[start of INFORMATION SUPPLIED]
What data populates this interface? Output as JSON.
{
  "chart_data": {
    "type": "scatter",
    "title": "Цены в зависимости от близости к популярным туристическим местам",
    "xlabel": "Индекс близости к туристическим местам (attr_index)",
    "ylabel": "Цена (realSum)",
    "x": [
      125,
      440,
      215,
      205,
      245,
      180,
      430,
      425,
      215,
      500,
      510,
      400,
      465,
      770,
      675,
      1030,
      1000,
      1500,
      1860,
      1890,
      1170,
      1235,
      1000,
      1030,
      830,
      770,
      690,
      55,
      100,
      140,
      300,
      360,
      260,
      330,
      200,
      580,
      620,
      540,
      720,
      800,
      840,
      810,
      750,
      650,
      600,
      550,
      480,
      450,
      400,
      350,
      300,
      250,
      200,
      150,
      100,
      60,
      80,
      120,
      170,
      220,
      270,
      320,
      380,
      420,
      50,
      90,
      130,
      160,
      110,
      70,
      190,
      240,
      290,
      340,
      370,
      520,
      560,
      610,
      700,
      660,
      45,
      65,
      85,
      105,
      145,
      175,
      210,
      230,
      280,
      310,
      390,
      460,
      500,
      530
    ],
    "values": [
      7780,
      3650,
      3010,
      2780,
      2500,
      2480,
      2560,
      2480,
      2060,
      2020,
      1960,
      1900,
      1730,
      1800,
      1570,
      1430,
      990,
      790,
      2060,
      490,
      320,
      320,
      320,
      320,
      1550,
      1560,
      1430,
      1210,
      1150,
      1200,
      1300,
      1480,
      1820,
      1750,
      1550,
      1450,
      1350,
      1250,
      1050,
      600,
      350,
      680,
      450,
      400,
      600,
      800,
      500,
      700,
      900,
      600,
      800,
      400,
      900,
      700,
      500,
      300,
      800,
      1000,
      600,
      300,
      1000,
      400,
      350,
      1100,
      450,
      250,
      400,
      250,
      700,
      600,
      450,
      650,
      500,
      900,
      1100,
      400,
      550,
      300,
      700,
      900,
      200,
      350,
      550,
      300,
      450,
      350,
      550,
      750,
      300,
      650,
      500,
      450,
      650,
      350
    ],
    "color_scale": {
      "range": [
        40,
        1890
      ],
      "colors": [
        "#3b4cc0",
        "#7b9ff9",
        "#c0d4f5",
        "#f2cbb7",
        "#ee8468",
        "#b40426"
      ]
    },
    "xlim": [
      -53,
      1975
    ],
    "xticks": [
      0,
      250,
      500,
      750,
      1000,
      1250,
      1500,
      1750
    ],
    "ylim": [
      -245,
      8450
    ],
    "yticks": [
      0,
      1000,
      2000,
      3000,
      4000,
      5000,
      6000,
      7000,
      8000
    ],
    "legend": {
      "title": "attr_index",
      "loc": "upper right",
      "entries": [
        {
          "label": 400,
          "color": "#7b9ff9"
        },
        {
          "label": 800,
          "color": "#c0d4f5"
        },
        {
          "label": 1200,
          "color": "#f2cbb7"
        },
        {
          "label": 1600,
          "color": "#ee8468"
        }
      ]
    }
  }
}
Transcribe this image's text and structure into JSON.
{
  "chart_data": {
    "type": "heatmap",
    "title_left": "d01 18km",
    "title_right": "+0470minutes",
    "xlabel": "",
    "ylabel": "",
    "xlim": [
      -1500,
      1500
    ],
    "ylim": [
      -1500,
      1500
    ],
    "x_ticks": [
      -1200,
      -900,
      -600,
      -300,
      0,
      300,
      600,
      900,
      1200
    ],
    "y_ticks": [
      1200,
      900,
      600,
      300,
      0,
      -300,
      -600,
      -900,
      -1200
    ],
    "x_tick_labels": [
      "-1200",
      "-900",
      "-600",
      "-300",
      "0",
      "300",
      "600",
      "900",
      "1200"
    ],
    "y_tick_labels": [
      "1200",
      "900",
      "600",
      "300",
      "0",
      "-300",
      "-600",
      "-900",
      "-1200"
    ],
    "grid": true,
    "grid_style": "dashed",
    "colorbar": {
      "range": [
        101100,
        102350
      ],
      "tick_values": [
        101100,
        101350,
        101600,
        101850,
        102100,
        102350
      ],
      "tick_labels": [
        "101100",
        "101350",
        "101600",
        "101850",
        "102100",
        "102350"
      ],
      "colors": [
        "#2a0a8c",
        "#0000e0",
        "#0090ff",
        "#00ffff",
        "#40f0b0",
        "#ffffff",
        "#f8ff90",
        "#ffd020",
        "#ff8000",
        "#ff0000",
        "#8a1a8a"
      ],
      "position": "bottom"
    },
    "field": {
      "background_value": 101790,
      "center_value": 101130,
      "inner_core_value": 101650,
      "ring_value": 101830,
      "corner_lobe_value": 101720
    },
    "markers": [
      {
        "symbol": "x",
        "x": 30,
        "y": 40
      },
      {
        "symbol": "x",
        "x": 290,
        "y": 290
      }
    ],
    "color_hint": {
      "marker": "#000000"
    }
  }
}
[end of INFORMATION SUPPLIED]
[start of INFORMATION SUPPLIED]
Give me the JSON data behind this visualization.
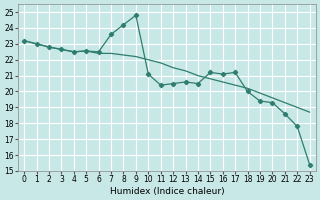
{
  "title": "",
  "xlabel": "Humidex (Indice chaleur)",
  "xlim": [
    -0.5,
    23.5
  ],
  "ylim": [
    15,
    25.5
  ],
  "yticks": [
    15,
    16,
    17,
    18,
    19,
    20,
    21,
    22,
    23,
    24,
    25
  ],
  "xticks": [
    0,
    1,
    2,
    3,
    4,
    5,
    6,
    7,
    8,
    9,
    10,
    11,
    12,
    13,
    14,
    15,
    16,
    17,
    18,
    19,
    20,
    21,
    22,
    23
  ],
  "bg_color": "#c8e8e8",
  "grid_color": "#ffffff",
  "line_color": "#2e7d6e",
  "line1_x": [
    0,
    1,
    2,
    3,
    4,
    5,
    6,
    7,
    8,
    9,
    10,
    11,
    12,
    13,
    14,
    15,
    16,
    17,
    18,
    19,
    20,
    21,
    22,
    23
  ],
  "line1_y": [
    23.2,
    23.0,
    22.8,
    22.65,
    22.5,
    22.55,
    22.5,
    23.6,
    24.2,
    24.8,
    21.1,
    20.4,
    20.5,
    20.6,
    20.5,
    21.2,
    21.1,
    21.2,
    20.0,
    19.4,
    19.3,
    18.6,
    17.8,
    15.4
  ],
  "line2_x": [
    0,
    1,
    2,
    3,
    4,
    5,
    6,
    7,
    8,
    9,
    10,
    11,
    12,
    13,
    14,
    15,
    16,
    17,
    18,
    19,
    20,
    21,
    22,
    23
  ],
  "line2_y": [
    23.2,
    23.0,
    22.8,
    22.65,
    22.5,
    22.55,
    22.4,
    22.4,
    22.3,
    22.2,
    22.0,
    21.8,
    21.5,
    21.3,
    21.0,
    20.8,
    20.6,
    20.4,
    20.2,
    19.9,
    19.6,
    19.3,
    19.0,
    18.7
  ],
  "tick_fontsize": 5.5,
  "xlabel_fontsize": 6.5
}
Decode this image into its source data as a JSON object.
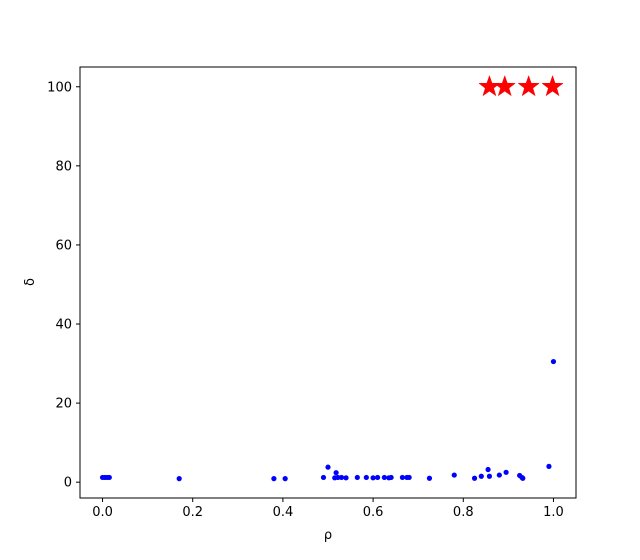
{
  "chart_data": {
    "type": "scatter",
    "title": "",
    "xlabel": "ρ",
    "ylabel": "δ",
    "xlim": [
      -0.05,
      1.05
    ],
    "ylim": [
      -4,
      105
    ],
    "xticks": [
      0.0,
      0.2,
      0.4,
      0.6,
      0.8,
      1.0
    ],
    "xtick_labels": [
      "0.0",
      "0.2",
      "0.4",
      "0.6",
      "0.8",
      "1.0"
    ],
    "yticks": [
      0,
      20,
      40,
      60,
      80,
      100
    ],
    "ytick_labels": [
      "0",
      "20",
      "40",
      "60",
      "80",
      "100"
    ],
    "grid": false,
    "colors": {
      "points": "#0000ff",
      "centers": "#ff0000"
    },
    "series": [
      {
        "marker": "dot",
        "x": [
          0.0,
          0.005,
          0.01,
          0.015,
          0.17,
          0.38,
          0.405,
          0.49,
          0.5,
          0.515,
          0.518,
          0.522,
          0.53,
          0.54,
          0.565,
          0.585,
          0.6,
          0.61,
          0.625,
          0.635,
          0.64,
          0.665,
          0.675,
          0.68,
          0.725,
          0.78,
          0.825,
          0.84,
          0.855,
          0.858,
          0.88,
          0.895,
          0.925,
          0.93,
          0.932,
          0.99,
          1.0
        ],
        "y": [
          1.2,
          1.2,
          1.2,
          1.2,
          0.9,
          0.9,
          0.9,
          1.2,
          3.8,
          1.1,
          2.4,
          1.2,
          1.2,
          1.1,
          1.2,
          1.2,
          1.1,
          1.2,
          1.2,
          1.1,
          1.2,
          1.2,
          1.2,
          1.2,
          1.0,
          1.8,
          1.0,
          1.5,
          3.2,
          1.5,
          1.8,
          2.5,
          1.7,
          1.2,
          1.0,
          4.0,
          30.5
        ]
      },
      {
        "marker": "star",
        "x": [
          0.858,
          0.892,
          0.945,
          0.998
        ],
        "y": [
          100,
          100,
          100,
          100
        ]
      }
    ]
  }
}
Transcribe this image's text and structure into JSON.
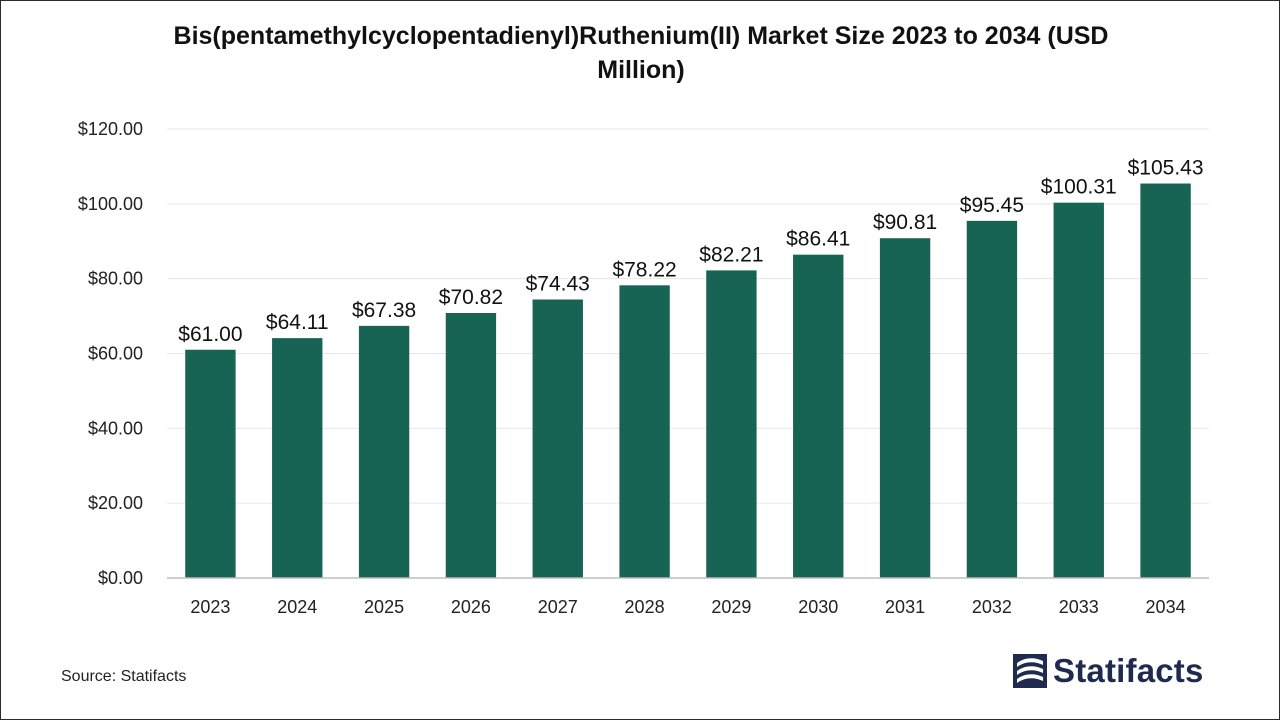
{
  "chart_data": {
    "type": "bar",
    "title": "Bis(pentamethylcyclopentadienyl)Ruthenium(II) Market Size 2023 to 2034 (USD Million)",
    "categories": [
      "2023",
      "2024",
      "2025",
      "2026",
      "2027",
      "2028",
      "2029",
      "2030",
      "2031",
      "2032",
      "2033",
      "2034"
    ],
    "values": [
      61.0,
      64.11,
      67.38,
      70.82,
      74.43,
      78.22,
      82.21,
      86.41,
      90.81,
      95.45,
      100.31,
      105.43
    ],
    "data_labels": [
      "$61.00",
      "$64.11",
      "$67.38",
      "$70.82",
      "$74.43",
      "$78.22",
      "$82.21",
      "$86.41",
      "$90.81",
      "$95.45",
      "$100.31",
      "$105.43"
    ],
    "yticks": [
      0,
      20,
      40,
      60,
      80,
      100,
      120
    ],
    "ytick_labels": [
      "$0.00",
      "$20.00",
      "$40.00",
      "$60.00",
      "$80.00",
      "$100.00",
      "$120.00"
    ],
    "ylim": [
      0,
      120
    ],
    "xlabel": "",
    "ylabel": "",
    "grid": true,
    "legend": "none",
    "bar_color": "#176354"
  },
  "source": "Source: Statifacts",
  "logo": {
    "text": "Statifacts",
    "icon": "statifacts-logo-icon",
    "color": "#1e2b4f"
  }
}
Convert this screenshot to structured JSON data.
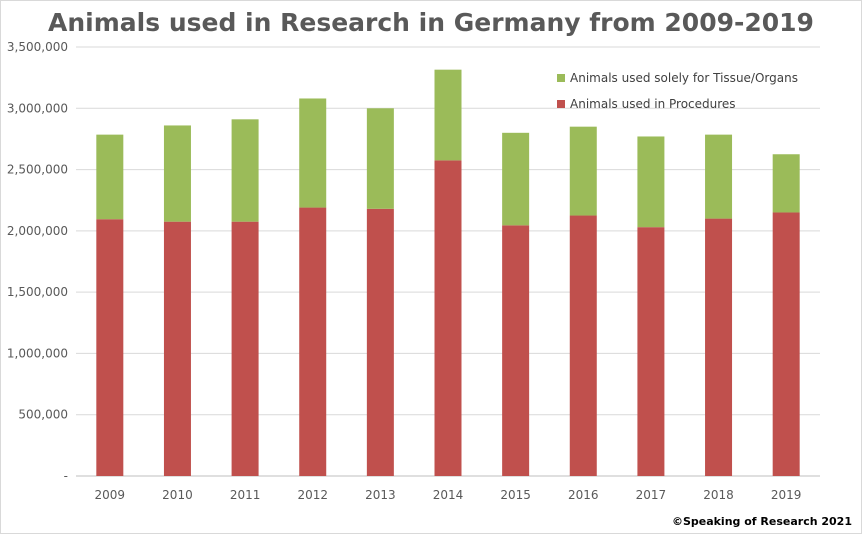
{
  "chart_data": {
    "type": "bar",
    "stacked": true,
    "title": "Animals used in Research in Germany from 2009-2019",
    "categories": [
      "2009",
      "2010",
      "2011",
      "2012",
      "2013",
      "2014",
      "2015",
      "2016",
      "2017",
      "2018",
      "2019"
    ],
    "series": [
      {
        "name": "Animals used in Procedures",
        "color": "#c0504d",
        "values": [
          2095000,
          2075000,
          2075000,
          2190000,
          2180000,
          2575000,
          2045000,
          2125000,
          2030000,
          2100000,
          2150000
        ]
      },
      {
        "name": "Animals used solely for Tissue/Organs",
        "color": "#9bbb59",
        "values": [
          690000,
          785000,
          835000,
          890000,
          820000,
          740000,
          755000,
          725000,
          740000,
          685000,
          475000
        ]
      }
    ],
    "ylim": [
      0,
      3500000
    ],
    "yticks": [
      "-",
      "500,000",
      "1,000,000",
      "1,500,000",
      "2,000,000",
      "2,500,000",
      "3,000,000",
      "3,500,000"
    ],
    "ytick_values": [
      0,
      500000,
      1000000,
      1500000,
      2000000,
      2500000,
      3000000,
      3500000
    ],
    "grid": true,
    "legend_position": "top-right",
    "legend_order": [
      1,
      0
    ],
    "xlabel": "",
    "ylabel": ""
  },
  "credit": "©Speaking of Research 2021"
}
[end of INFORMATION SUPPLIED]
◆ INSTRUCTION:
Check every line of the entries above for the word "Research" and report how many lines contain it, giving the number only.

◆ ANSWER IN FULL:
2